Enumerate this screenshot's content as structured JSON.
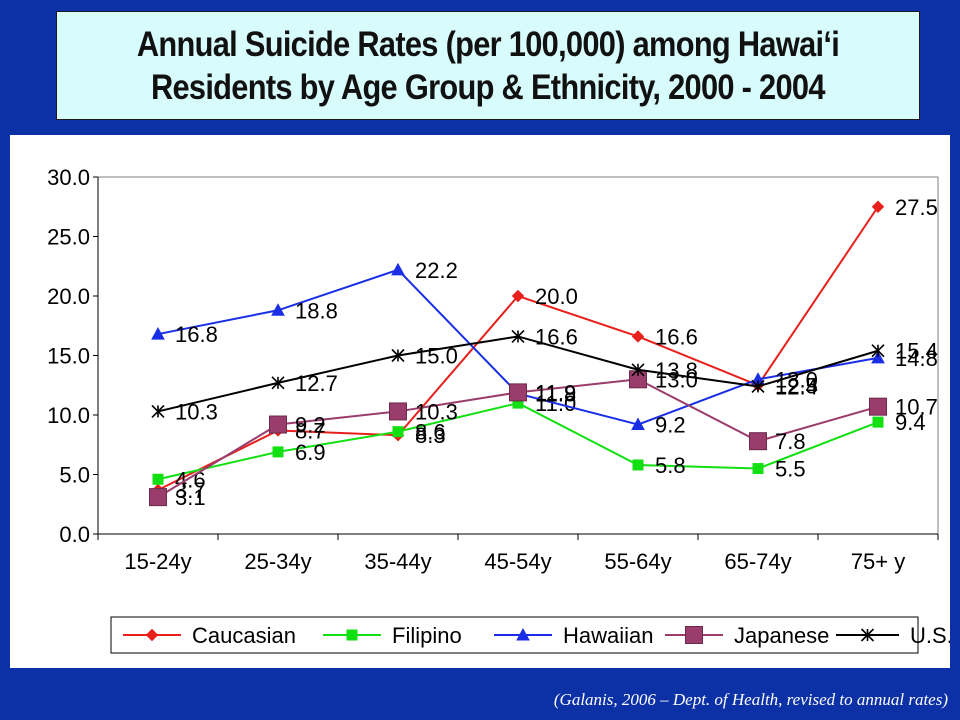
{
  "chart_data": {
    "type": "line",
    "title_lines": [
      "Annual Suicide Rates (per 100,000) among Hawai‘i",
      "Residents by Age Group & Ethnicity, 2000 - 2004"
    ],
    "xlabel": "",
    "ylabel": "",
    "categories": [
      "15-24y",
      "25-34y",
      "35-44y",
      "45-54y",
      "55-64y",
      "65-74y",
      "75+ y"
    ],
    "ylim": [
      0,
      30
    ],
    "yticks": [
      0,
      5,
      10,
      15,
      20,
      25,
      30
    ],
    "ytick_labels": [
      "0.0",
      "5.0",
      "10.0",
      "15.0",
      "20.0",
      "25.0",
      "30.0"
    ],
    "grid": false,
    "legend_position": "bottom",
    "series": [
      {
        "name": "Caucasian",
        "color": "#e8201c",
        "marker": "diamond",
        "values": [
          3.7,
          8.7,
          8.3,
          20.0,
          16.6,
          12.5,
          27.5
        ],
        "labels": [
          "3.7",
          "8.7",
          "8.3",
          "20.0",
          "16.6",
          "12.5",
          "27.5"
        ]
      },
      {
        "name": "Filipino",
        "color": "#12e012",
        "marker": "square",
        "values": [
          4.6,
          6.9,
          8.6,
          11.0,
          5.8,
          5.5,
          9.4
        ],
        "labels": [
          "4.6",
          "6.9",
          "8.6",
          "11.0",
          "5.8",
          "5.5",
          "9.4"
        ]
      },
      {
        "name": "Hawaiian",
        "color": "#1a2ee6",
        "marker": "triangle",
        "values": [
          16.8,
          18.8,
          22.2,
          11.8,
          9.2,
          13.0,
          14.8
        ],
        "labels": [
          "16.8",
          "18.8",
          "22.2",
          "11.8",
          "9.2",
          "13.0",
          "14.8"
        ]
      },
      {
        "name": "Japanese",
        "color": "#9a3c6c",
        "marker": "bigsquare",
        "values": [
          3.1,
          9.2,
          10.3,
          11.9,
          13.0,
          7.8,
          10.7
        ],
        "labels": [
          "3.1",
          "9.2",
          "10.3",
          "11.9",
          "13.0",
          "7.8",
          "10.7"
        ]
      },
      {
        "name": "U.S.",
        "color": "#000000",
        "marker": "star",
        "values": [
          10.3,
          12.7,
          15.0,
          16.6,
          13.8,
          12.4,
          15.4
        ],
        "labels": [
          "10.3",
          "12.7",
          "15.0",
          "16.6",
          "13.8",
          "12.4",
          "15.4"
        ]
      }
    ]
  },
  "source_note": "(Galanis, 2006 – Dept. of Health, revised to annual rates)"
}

________________________

### INSTRUCTIONS TO FOLLOW
Gather, from the listing above, every line carrying the word "color".

### THE RESULT
        "color": "#e8201c",
        "color": "#12e012",
        "color": "#1a2ee6",
        "color": "#9a3c6c",
        "color": "#000000",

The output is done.